>> START Source data

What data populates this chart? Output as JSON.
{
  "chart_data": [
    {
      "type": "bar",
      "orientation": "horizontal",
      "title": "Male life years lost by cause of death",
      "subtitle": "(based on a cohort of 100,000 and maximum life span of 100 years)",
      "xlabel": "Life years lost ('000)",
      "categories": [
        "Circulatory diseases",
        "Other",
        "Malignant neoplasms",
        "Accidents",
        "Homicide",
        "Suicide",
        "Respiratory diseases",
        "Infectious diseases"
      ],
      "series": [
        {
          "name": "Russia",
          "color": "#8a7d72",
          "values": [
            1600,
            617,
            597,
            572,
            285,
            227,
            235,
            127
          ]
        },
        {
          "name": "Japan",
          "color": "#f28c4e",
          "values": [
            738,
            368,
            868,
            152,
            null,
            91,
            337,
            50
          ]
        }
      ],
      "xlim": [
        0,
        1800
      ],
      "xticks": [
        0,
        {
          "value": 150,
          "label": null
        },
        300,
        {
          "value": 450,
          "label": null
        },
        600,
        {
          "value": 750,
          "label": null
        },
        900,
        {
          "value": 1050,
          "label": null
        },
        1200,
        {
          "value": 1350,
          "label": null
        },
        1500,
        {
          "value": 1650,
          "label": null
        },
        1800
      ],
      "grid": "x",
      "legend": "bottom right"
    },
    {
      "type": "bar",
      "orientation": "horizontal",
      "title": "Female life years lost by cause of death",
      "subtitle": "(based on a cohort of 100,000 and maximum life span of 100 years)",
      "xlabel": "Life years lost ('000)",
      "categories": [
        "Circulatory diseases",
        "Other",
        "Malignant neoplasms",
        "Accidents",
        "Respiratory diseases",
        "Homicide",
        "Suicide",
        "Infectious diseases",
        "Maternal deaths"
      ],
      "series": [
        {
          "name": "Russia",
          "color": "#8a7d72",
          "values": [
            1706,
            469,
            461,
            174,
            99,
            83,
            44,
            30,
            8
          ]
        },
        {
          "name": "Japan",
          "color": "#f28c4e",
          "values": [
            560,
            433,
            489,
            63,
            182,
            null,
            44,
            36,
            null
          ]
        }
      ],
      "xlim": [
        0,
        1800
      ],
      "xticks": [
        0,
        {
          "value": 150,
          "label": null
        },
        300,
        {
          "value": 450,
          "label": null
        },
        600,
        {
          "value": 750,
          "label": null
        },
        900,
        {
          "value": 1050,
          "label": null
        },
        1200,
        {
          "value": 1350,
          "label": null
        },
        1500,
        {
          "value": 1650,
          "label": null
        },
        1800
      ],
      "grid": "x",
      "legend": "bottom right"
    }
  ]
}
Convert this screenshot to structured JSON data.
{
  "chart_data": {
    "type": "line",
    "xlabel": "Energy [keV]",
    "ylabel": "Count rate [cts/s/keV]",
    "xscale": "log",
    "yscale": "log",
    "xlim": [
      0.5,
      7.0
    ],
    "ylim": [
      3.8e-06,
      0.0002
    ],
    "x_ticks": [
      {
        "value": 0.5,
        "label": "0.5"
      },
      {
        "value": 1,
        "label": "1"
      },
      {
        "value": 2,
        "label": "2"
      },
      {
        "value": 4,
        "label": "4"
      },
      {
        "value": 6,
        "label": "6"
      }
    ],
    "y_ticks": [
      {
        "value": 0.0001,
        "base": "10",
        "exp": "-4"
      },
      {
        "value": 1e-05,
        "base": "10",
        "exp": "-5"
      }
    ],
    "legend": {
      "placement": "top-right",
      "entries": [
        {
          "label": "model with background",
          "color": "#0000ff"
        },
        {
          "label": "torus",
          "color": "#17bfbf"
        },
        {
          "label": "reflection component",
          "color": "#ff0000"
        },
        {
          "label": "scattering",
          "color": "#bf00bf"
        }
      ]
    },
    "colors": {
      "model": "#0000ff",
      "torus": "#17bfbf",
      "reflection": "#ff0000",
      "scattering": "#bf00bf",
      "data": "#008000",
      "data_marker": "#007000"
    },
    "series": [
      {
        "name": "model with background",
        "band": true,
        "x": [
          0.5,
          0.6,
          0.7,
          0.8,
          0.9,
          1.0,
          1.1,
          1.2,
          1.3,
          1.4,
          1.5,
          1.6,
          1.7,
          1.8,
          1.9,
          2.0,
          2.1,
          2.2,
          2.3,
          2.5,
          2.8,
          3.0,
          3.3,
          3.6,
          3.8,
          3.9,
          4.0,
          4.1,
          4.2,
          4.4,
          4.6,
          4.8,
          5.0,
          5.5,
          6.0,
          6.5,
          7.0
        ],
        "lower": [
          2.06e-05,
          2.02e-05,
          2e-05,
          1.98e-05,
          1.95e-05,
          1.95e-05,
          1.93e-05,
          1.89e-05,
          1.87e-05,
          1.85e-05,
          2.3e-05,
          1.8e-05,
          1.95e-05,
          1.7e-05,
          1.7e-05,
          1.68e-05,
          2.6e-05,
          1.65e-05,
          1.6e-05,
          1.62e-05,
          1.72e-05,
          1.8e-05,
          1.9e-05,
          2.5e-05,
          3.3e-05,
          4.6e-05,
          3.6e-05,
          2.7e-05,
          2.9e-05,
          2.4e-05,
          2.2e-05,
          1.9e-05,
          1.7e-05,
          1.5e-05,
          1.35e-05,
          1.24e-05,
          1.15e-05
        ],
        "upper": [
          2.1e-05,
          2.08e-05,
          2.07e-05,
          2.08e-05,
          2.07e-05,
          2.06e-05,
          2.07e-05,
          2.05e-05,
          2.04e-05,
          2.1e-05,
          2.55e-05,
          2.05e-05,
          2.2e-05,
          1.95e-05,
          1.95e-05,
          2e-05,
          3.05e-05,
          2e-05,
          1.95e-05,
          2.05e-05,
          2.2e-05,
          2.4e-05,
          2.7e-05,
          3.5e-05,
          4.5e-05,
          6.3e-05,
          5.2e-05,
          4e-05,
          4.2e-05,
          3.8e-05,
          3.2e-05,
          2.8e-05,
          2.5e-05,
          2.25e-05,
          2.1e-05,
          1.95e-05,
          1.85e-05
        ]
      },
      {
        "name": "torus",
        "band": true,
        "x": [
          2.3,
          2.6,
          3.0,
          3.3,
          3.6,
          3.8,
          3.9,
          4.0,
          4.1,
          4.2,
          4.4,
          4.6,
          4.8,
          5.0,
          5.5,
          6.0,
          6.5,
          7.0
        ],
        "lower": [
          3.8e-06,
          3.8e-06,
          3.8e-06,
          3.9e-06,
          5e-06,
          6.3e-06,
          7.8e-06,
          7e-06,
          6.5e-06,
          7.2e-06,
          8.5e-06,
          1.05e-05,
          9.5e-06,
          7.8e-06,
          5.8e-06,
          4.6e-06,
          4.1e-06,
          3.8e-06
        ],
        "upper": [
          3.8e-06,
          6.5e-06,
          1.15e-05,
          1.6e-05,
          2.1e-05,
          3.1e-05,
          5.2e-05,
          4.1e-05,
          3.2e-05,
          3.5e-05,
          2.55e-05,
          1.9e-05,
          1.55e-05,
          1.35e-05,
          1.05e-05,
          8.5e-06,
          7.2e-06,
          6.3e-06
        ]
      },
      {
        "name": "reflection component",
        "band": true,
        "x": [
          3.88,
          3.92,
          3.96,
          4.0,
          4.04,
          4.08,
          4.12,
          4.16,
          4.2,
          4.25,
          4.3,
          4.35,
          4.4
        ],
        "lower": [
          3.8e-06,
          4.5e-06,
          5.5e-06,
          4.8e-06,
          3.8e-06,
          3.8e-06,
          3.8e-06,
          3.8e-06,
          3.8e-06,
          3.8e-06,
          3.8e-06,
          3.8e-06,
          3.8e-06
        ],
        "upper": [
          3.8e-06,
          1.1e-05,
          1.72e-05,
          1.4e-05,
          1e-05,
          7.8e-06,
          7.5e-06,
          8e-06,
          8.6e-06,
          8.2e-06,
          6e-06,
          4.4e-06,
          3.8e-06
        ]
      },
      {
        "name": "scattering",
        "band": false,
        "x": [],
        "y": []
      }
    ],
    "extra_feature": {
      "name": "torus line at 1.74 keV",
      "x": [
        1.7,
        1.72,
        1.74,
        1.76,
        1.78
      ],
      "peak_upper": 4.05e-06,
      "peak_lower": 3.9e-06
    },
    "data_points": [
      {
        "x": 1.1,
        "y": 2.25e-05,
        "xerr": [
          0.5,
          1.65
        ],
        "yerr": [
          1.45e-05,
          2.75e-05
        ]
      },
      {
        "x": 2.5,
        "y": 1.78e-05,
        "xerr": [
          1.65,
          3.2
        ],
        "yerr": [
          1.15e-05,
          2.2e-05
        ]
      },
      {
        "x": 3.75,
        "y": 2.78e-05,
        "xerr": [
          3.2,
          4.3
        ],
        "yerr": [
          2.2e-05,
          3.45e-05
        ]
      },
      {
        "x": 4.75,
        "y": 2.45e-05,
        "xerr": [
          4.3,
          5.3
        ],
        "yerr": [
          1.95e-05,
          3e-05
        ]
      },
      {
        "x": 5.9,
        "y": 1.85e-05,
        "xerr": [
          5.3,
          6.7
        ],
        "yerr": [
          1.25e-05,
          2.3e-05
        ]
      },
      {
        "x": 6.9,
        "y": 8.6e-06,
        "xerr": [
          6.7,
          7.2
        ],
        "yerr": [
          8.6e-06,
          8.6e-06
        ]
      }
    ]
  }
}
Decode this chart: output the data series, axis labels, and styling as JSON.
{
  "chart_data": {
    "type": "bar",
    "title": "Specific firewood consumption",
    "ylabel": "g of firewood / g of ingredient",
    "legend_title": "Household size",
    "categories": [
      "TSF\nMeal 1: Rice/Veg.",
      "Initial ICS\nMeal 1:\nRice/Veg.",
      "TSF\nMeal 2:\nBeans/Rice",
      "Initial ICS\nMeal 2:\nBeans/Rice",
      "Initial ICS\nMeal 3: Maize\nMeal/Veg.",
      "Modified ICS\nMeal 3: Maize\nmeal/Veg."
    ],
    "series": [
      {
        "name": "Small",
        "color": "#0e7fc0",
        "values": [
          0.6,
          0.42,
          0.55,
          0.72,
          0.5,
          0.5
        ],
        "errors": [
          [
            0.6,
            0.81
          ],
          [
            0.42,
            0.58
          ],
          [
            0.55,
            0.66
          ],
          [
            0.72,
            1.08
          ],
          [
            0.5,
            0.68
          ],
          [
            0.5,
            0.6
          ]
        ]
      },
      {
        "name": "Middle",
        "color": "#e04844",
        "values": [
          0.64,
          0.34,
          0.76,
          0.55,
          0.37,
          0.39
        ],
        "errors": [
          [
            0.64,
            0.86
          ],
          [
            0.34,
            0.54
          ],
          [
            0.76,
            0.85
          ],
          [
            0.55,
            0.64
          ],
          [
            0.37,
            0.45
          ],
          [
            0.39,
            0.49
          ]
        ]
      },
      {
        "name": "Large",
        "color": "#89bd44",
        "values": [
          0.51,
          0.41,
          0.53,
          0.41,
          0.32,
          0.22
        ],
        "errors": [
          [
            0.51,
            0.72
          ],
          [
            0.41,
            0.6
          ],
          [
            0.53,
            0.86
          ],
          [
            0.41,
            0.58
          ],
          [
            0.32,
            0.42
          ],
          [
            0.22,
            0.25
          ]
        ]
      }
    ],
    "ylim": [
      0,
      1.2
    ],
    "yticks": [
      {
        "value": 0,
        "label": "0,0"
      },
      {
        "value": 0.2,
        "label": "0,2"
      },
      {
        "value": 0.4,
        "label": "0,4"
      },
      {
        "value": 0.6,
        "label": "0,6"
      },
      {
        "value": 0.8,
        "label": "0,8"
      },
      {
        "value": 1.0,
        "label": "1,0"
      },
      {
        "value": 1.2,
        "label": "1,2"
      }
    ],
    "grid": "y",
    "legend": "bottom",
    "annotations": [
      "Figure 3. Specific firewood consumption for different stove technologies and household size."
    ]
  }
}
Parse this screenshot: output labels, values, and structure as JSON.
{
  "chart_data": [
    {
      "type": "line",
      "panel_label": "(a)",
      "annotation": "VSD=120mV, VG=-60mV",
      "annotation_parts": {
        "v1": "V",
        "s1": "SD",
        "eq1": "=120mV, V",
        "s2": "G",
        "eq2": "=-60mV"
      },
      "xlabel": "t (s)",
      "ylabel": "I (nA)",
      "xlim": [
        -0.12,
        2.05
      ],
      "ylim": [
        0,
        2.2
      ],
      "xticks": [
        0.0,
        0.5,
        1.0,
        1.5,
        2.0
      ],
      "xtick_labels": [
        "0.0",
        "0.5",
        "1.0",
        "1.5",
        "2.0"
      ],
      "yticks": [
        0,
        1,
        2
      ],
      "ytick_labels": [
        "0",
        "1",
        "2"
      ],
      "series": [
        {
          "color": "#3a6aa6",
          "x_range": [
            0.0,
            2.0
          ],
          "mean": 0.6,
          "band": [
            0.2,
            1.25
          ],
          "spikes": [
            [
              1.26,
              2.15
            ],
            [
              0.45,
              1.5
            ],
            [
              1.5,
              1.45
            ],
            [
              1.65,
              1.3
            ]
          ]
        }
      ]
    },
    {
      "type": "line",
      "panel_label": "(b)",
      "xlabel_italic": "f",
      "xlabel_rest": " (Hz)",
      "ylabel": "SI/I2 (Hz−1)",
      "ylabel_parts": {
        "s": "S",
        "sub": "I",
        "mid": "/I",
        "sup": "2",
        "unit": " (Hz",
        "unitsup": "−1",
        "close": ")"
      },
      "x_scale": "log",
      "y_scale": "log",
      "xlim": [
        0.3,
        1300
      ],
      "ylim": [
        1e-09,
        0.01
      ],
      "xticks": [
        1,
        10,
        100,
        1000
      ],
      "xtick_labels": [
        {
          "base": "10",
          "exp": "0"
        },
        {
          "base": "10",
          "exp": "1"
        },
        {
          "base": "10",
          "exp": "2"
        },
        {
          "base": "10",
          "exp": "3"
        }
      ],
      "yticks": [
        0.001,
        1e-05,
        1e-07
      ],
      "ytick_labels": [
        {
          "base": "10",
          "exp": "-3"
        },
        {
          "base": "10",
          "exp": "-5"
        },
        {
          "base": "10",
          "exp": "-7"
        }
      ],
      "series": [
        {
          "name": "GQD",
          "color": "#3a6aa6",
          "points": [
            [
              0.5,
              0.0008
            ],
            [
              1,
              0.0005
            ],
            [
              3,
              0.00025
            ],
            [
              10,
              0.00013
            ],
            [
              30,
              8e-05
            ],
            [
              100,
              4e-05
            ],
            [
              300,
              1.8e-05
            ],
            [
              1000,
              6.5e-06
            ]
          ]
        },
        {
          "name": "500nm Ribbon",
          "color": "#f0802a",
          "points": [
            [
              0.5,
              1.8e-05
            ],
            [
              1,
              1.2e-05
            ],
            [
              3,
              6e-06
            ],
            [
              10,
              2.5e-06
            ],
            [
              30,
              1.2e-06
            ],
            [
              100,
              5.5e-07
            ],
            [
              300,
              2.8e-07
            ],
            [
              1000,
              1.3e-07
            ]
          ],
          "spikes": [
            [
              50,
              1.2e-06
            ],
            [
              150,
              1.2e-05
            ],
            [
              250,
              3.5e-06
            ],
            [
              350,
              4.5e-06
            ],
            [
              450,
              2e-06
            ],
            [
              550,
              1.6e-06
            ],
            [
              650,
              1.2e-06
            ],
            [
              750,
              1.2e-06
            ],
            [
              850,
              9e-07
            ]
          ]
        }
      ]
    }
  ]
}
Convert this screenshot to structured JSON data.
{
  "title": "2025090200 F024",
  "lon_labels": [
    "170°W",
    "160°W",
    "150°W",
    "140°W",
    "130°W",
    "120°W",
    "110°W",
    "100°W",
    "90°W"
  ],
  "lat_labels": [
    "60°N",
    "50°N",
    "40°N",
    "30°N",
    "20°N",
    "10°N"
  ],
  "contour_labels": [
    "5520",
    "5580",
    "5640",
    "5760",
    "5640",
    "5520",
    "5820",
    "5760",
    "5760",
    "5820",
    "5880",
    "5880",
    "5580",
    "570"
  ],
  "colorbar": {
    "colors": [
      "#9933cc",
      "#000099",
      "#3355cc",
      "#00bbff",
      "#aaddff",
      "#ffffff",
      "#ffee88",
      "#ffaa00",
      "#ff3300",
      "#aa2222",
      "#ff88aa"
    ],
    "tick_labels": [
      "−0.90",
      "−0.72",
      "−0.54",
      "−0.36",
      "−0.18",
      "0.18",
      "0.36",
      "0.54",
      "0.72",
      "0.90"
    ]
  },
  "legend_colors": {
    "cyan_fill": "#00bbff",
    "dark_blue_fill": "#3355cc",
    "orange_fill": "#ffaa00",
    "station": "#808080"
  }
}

>> END Source data

### [What you need to do]
Determine how many lines of the data contain "Initial" and give nothing but that number.

### [Solved exercise]
3